* Materials provided:
==================================================

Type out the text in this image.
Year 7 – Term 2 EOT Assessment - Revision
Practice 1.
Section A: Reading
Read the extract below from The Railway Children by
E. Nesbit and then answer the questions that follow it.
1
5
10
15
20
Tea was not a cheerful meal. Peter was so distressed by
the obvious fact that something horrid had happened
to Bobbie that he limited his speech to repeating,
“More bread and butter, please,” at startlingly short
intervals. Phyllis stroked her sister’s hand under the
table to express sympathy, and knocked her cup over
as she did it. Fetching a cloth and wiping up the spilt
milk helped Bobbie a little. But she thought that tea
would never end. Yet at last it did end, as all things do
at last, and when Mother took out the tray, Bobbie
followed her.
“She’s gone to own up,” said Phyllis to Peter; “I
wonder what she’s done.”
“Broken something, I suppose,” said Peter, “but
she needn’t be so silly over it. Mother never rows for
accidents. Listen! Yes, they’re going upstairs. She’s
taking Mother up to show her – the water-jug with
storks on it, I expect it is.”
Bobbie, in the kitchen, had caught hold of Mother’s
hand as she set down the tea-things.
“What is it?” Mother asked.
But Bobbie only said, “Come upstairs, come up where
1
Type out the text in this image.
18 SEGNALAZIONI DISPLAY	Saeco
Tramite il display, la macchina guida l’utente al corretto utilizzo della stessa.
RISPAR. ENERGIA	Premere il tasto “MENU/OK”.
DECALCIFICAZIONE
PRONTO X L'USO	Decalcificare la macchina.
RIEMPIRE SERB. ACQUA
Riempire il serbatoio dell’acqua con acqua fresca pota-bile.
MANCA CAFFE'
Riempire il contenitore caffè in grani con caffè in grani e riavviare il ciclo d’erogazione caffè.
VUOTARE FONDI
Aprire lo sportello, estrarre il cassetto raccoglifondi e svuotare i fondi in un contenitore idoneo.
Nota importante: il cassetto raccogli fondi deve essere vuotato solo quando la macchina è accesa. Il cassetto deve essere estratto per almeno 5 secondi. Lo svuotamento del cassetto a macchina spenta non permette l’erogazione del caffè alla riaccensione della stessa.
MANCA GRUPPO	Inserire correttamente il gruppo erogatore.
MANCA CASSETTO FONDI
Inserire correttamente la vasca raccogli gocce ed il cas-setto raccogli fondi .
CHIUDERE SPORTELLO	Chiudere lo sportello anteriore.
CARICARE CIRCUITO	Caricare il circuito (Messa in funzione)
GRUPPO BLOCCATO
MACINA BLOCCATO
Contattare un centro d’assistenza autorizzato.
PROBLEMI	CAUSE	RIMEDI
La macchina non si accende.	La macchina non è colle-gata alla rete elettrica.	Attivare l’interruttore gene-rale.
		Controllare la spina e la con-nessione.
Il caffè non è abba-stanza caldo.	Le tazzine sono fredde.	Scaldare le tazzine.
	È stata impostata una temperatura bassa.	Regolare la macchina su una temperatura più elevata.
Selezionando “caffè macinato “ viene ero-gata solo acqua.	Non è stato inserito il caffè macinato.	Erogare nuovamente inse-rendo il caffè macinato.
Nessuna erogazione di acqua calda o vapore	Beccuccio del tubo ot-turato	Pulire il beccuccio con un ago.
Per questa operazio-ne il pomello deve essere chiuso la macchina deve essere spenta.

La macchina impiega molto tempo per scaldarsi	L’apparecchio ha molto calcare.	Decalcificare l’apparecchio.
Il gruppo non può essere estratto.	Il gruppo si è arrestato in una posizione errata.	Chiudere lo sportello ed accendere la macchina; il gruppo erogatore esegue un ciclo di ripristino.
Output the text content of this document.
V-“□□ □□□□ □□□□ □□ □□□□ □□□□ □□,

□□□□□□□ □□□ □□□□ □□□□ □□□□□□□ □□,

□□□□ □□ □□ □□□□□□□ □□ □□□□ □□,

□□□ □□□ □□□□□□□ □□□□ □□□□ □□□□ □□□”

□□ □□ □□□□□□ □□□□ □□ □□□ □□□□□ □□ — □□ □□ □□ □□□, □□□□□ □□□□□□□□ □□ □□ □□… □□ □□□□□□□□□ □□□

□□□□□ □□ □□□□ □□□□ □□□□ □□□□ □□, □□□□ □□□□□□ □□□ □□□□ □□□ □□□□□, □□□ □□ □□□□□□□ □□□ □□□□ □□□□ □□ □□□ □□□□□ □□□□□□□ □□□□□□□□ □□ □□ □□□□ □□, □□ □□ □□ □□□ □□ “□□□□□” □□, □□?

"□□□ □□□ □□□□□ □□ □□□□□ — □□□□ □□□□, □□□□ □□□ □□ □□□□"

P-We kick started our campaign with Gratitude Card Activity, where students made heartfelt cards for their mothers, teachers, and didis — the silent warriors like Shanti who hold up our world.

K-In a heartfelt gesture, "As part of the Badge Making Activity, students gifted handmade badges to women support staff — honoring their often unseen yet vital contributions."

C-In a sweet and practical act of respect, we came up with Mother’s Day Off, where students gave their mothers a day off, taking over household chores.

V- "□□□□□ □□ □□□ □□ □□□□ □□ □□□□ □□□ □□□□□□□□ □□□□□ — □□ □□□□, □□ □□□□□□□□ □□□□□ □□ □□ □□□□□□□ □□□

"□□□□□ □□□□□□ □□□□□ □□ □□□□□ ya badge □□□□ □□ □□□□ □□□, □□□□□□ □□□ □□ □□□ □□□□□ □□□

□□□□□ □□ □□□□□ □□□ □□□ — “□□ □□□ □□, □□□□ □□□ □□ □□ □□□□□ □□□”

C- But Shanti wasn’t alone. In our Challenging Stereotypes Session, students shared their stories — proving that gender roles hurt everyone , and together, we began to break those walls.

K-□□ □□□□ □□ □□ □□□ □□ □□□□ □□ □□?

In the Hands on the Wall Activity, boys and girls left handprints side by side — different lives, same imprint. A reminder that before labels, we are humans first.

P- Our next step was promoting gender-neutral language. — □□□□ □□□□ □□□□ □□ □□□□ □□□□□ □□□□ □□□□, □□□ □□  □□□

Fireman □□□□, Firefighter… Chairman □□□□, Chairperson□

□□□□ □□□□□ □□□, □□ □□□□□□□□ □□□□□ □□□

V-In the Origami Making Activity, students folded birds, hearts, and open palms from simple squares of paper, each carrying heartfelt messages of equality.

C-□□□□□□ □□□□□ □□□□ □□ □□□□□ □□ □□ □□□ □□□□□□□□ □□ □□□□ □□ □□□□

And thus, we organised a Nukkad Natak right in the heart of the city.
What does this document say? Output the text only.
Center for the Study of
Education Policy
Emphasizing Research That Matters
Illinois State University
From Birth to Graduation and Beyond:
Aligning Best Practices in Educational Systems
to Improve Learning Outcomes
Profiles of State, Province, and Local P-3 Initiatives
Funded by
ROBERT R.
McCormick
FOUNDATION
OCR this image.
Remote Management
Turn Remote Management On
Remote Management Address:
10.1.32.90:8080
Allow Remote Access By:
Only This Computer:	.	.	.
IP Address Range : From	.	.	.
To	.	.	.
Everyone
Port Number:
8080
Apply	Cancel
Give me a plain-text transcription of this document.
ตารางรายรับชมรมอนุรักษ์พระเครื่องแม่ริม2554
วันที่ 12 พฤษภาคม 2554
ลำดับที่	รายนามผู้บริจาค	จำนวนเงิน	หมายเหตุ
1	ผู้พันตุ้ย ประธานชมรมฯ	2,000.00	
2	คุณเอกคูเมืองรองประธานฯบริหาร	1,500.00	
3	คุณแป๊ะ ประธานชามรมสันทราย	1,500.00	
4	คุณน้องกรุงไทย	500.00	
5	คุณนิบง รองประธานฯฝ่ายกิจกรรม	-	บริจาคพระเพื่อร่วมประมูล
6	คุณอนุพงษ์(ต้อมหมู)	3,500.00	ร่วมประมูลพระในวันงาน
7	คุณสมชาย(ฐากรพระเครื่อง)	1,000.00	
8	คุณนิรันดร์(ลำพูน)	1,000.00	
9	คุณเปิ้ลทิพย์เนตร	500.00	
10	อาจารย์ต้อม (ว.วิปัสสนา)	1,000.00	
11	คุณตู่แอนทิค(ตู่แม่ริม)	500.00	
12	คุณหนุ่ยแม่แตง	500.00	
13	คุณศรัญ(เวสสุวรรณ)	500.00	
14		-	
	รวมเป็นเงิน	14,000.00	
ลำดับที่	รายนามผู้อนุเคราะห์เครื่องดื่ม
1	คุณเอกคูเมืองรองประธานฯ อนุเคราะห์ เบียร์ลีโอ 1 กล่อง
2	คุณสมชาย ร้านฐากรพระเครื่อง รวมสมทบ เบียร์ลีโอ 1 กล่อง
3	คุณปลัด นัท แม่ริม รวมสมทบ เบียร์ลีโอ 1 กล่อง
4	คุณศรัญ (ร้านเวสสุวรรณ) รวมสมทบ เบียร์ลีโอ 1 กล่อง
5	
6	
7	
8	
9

==================================================

* Directive: Identify each line holding the string "gender", and copy it out.

* Task result:
C- But Shanti wasn’t alone. In our Challenging Stereotypes Session, students shared their stories — proving that gender roles hurt everyone , and together, we began to break those walls.
P- Our next step was promoting gender-neutral language. — □□□□ □□□□ □□□□ □□ □□□□ □□□□□ □□□□ □□□□, □□□ □□  □□□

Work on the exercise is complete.